Set exercise:
Among the entries below, find the lines with "फडणव" and copy them.

Dataset entries:

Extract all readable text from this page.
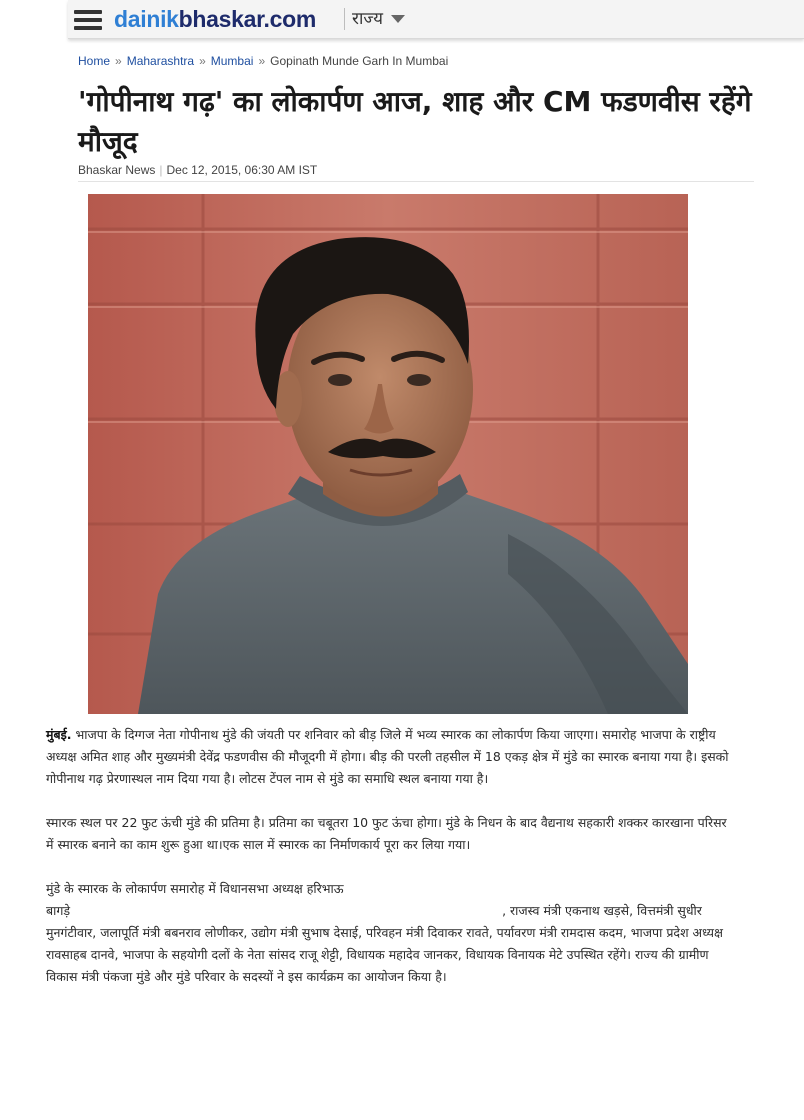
dainikbhaskar.com राज्य
Home » Maharashtra » Mumbai » Gopinath Munde Garh In Mumbai
'गोपीनाथ गढ़' का लोकार्पण आज, शाह और CM फडणवीस रहेंगे मौजूद
Bhaskar News | Dec 12, 2015, 06:30 AM IST

मुंबई. भाजपा के दिग्गज नेता गोपीनाथ मुंडे की जंयती पर शनिवार को बीड़ जिले में भव्य स्मारक का लोकार्पण किया जाएगा। समारोह भाजपा के राष्ट्रीय अध्यक्ष अमित शाह और मुख्यमंत्री देवेंद्र फडणवीस की मौजूदगी में होगा। बीड़ की परली तहसील में 18 एकड़ क्षेत्र में मुंडे का स्मारक बनाया गया है। इसको गोपीनाथ गढ़ प्रेरणास्थल नाम दिया गया है। लोटस टेंपल नाम से मुंडे का समाधि स्थल बनाया गया है।

स्मारक स्थल पर 22 फुट ऊंची मुंडे की प्रतिमा है। प्रतिमा का चबूतरा 10 फुट ऊंचा होगा। मुंडे के निधन के बाद वैद्यनाथ सहकारी शक्कर कारखाना परिसर में स्मारक बनाने का काम शुरू हुआ था।एक साल में स्मारक का निर्माणकार्य पूरा कर लिया गया।

मुंडे के स्मारक के लोकार्पण समारोह में विधानसभा अध्यक्ष हरिभाऊ
बागड़े	, राजस्व मंत्री एकनाथ खड़से, वित्तमंत्री सुधीर मुनगंटीवार, जलापूर्ति मंत्री बबनराव लोणीकर, उद्योग मंत्री सुभाष देसाई, परिवहन मंत्री दिवाकर रावते, पर्यावरण मंत्री रामदास कदम, भाजपा प्रदेश अध्यक्ष रावसाहब दानवे, भाजपा के सहयोगी दलों के नेता सांसद राजू शेट्टी, विधायक महादेव जानकर, विधायक विनायक मेटे उपस्थित रहेंगे। राज्य की ग्रामीण विकास मंत्री पंकजा मुंडे और मुंडे परिवार के सदस्यों ने इस कार्यक्रम का आयोजन किया है।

Complete output:
'गोपीनाथ गढ़' का लोकार्पण आज, शाह और CM फडणवीस रहेंगे मौजूद
मुंबई. भाजपा के दिग्गज नेता गोपीनाथ मुंडे की जंयती पर शनिवार को बीड़ जिले में भव्य स्मारक का लोकार्पण किया जाएगा। समारोह भाजपा के राष्ट्रीय अध्यक्ष अमित शाह और मुख्यमंत्री देवेंद्र फडणवीस की मौजूदगी में होगा। बीड़ की परली तहसील में 18 एकड़ क्षेत्र में मुंडे का स्मारक बनाया गया है। इसको गोपीनाथ गढ़ प्रेरणास्थल नाम दिया गया है। लोटस टेंपल नाम से मुंडे का समाधि स्थल बनाया गया है।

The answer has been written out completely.